_EXERCISE DIRECTIONS:_ Extract the full set of records that follows, word for word.

(Data records)
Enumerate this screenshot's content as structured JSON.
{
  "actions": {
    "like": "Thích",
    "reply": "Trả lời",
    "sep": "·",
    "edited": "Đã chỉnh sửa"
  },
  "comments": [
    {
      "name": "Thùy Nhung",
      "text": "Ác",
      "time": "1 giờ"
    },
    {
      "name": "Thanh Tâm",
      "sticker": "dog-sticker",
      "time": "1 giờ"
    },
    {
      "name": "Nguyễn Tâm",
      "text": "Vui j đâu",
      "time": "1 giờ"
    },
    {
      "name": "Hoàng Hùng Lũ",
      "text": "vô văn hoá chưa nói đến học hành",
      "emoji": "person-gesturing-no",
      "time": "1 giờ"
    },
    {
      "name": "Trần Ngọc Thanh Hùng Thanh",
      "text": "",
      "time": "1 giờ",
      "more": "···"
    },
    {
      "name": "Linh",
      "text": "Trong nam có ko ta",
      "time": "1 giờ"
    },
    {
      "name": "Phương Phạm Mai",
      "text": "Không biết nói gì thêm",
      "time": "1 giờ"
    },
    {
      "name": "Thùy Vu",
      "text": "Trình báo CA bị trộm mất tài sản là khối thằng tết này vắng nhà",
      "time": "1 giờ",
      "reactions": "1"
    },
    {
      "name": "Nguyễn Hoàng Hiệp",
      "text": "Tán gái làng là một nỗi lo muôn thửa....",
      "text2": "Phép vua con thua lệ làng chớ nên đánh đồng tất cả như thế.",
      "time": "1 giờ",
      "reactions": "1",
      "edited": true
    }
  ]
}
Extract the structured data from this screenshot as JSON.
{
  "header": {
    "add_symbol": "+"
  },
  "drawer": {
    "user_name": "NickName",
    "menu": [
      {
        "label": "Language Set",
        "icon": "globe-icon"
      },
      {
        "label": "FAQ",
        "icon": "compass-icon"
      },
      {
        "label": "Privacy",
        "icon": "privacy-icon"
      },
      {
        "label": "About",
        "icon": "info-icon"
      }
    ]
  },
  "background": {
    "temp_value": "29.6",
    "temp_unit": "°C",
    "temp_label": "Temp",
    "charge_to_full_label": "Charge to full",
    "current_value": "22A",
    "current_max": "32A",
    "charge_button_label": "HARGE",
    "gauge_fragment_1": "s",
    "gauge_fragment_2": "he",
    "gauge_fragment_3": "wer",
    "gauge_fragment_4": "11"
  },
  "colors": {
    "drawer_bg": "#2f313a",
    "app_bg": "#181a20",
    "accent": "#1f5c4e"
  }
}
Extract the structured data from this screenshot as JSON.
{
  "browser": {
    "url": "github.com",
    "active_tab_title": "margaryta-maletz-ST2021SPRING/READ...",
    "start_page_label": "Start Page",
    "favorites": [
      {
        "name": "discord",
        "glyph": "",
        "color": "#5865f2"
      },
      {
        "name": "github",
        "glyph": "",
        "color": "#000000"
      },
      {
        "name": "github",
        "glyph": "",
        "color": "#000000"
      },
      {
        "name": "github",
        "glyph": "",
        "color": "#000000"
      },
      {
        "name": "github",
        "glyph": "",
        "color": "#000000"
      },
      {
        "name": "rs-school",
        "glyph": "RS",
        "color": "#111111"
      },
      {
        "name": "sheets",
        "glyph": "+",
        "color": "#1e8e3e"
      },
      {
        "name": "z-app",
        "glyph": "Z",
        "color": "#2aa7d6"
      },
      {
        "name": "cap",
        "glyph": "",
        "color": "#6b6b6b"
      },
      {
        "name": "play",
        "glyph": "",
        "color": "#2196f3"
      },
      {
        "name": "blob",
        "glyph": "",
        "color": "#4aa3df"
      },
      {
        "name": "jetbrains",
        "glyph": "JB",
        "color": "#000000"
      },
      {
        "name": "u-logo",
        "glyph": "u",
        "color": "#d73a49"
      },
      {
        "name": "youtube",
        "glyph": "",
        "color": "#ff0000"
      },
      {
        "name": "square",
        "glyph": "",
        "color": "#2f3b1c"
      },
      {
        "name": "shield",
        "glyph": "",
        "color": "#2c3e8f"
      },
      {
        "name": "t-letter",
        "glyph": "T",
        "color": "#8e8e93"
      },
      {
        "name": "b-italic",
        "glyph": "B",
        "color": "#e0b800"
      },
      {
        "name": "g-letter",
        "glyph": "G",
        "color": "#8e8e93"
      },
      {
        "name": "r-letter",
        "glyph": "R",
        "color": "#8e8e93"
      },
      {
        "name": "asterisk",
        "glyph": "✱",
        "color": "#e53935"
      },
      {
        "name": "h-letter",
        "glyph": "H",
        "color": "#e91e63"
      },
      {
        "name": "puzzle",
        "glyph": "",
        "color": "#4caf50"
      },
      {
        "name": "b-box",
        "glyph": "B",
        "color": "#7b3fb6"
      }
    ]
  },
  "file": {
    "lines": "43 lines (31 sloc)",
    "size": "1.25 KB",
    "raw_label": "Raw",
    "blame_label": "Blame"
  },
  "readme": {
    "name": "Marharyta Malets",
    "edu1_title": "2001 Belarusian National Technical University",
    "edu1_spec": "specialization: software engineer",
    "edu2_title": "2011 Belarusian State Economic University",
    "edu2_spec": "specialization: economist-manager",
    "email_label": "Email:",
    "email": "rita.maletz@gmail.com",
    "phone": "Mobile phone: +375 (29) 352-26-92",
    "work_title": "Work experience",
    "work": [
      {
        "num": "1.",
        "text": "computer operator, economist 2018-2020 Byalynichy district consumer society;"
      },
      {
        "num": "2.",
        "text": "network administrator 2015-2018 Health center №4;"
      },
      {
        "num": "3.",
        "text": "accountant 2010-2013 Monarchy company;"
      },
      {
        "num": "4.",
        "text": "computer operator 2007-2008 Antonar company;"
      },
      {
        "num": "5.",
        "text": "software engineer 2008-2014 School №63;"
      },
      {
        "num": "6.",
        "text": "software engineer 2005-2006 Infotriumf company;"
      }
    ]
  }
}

_CORRECT ANSWER:_
Enumerate this screenshot's content as structured JSON.
{
  "actions": {
    "like": "Thích",
    "reply": "Trả lời",
    "sep": "·",
    "edited": "Đã chỉnh sửa"
  },
  "comments": [
    {
      "name": "Thùy Nhung",
      "text": "Ác",
      "time": "1 giờ"
    },
    {
      "name": "Thanh Tâm",
      "sticker": "dog-sticker",
      "time": "1 giờ"
    },
    {
      "name": "Nguyễn Tâm",
      "text": "Vui j đâu",
      "time": "1 giờ"
    },
    {
      "name": "Hoàng Hùng Lũ",
      "text": "vô văn hoá chưa nói đến học hành",
      "emoji": "person-gesturing-no",
      "time": "1 giờ"
    },
    {
      "name": "Trần Ngọc Thanh Hùng Thanh",
      "text": "",
      "time": "1 giờ",
      "more": "···"
    },
    {
      "name": "Linh",
      "text": "Trong nam có ko ta",
      "time": "1 giờ"
    },
    {
      "name": "Phương Phạm Mai",
      "text": "Không biết nói gì thêm",
      "time": "1 giờ"
    },
    {
      "name": "Thùy Vu",
      "text": "Trình báo CA bị trộm mất tài sản là khối thằng tết này vắng nhà",
      "time": "1 giờ",
      "reactions": "1"
    },
    {
      "name": "Nguyễn Hoàng Hiệp",
      "text": "Tán gái làng là một nỗi lo muôn thửa....",
      "text2": "Phép vua con thua lệ làng chớ nên đánh đồng tất cả như thế.",
      "time": "1 giờ",
      "reactions": "1",
      "edited": true
    }
  ]
}
Extract the structured data from this screenshot as JSON.
{
  "header": {
    "add_symbol": "+"
  },
  "drawer": {
    "user_name": "NickName",
    "menu": [
      {
        "label": "Language Set",
        "icon": "globe-icon"
      },
      {
        "label": "FAQ",
        "icon": "compass-icon"
      },
      {
        "label": "Privacy",
        "icon": "privacy-icon"
      },
      {
        "label": "About",
        "icon": "info-icon"
      }
    ]
  },
  "background": {
    "temp_value": "29.6",
    "temp_unit": "°C",
    "temp_label": "Temp",
    "charge_to_full_label": "Charge to full",
    "current_value": "22A",
    "current_max": "32A",
    "charge_button_label": "HARGE",
    "gauge_fragment_1": "s",
    "gauge_fragment_2": "he",
    "gauge_fragment_3": "wer",
    "gauge_fragment_4": "11"
  },
  "colors": {
    "drawer_bg": "#2f313a",
    "app_bg": "#181a20",
    "accent": "#1f5c4e"
  }
}
Extract the structured data from this screenshot as JSON.
{
  "browser": {
    "url": "github.com",
    "active_tab_title": "margaryta-maletz-ST2021SPRING/READ...",
    "start_page_label": "Start Page",
    "favorites": [
      {
        "name": "discord",
        "glyph": "",
        "color": "#5865f2"
      },
      {
        "name": "github",
        "glyph": "",
        "color": "#000000"
      },
      {
        "name": "github",
        "glyph": "",
        "color": "#000000"
      },
      {
        "name": "github",
        "glyph": "",
        "color": "#000000"
      },
      {
        "name": "github",
        "glyph": "",
        "color": "#000000"
      },
      {
        "name": "rs-school",
        "glyph": "RS",
        "color": "#111111"
      },
      {
        "name": "sheets",
        "glyph": "+",
        "color": "#1e8e3e"
      },
      {
        "name": "z-app",
        "glyph": "Z",
        "color": "#2aa7d6"
      },
      {
        "name": "cap",
        "glyph": "",
        "color": "#6b6b6b"
      },
      {
        "name": "play",
        "glyph": "",
        "color": "#2196f3"
      },
      {
        "name": "blob",
        "glyph": "",
        "color": "#4aa3df"
      },
      {
        "name": "jetbrains",
        "glyph": "JB",
        "color": "#000000"
      },
      {
        "name": "u-logo",
        "glyph": "u",
        "color": "#d73a49"
      },
      {
        "name": "youtube",
        "glyph": "",
        "color": "#ff0000"
      },
      {
        "name": "square",
        "glyph": "",
        "color": "#2f3b1c"
      },
      {
        "name": "shield",
        "glyph": "",
        "color": "#2c3e8f"
      },
      {
        "name": "t-letter",
        "glyph": "T",
        "color": "#8e8e93"
      },
      {
        "name": "b-italic",
        "glyph": "B",
        "color": "#e0b800"
      },
      {
        "name": "g-letter",
        "glyph": "G",
        "color": "#8e8e93"
      },
      {
        "name": "r-letter",
        "glyph": "R",
        "color": "#8e8e93"
      },
      {
        "name": "asterisk",
        "glyph": "✱",
        "color": "#e53935"
      },
      {
        "name": "h-letter",
        "glyph": "H",
        "color": "#e91e63"
      },
      {
        "name": "puzzle",
        "glyph": "",
        "color": "#4caf50"
      },
      {
        "name": "b-box",
        "glyph": "B",
        "color": "#7b3fb6"
      }
    ]
  },
  "file": {
    "lines": "43 lines (31 sloc)",
    "size": "1.25 KB",
    "raw_label": "Raw",
    "blame_label": "Blame"
  },
  "readme": {
    "name": "Marharyta Malets",
    "edu1_title": "2001 Belarusian National Technical University",
    "edu1_spec": "specialization: software engineer",
    "edu2_title": "2011 Belarusian State Economic University",
    "edu2_spec": "specialization: economist-manager",
    "email_label": "Email:",
    "email": "rita.maletz@gmail.com",
    "phone": "Mobile phone: +375 (29) 352-26-92",
    "work_title": "Work experience",
    "work": [
      {
        "num": "1.",
        "text": "computer operator, economist 2018-2020 Byalynichy district consumer society;"
      },
      {
        "num": "2.",
        "text": "network administrator 2015-2018 Health center №4;"
      },
      {
        "num": "3.",
        "text": "accountant 2010-2013 Monarchy company;"
      },
      {
        "num": "4.",
        "text": "computer operator 2007-2008 Antonar company;"
      },
      {
        "num": "5.",
        "text": "software engineer 2008-2014 School №63;"
      },
      {
        "num": "6.",
        "text": "software engineer 2005-2006 Infotriumf company;"
      }
    ]
  }
}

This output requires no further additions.